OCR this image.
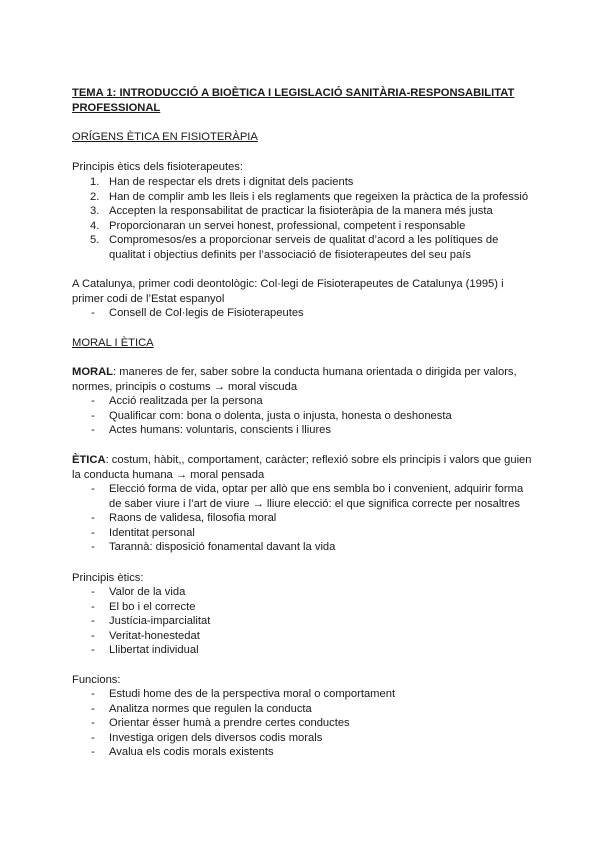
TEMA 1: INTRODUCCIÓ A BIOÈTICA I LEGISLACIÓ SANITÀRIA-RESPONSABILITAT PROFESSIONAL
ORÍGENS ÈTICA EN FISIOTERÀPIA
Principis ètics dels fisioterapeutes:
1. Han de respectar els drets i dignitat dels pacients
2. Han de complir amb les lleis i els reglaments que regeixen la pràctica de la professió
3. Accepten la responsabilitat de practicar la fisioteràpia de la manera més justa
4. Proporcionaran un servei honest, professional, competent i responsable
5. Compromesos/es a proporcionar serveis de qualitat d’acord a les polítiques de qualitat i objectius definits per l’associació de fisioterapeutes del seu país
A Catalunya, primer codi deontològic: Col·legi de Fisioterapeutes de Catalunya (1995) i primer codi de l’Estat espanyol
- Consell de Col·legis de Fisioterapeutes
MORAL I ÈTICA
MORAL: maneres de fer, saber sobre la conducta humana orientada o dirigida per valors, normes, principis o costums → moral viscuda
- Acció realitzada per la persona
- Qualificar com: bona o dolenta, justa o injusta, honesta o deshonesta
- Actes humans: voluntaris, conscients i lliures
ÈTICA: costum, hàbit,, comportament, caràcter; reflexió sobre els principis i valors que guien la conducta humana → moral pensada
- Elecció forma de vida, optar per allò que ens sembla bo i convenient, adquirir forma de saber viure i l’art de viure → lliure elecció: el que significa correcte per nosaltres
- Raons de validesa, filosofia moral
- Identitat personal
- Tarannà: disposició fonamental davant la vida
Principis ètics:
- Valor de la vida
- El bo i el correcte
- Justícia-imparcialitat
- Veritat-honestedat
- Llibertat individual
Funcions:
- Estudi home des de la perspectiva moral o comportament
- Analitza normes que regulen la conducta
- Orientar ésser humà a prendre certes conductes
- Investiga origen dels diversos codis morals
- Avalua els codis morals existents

= = = =

### WHAT YOU HAVE TO DO
Restate the entire listing word for word, excluding pictures.

### REPLY TO THE EXERCISE
OCR this image.
TEMA 1: INTRODUCCIÓ A BIOÈTICA I LEGISLACIÓ SANITÀRIA-RESPONSABILITAT PROFESSIONAL
ORÍGENS ÈTICA EN FISIOTERÀPIA
Principis ètics dels fisioterapeutes:
1. Han de respectar els drets i dignitat dels pacients
2. Han de complir amb les lleis i els reglaments que regeixen la pràctica de la professió
3. Accepten la responsabilitat de practicar la fisioteràpia de la manera més justa
4. Proporcionaran un servei honest, professional, competent i responsable
5. Compromesos/es a proporcionar serveis de qualitat d’acord a les polítiques de qualitat i objectius definits per l’associació de fisioterapeutes del seu país
A Catalunya, primer codi deontològic: Col·legi de Fisioterapeutes de Catalunya (1995) i primer codi de l’Estat espanyol
- Consell de Col·legis de Fisioterapeutes
MORAL I ÈTICA
MORAL: maneres de fer, saber sobre la conducta humana orientada o dirigida per valors, normes, principis o costums → moral viscuda
- Acció realitzada per la persona
- Qualificar com: bona o dolenta, justa o injusta, honesta o deshonesta
- Actes humans: voluntaris, conscients i lliures
ÈTICA: costum, hàbit,, comportament, caràcter; reflexió sobre els principis i valors que guien la conducta humana → moral pensada
- Elecció forma de vida, optar per allò que ens sembla bo i convenient, adquirir forma de saber viure i l’art de viure → lliure elecció: el que significa correcte per nosaltres
- Raons de validesa, filosofia moral
- Identitat personal
- Tarannà: disposició fonamental davant la vida
Principis ètics:
- Valor de la vida
- El bo i el correcte
- Justícia-imparcialitat
- Veritat-honestedat
- Llibertat individual
Funcions:
- Estudi home des de la perspectiva moral o comportament
- Analitza normes que regulen la conducta
- Orientar ésser humà a prendre certes conductes
- Investiga origen dels diversos codis morals
- Avalua els codis morals existents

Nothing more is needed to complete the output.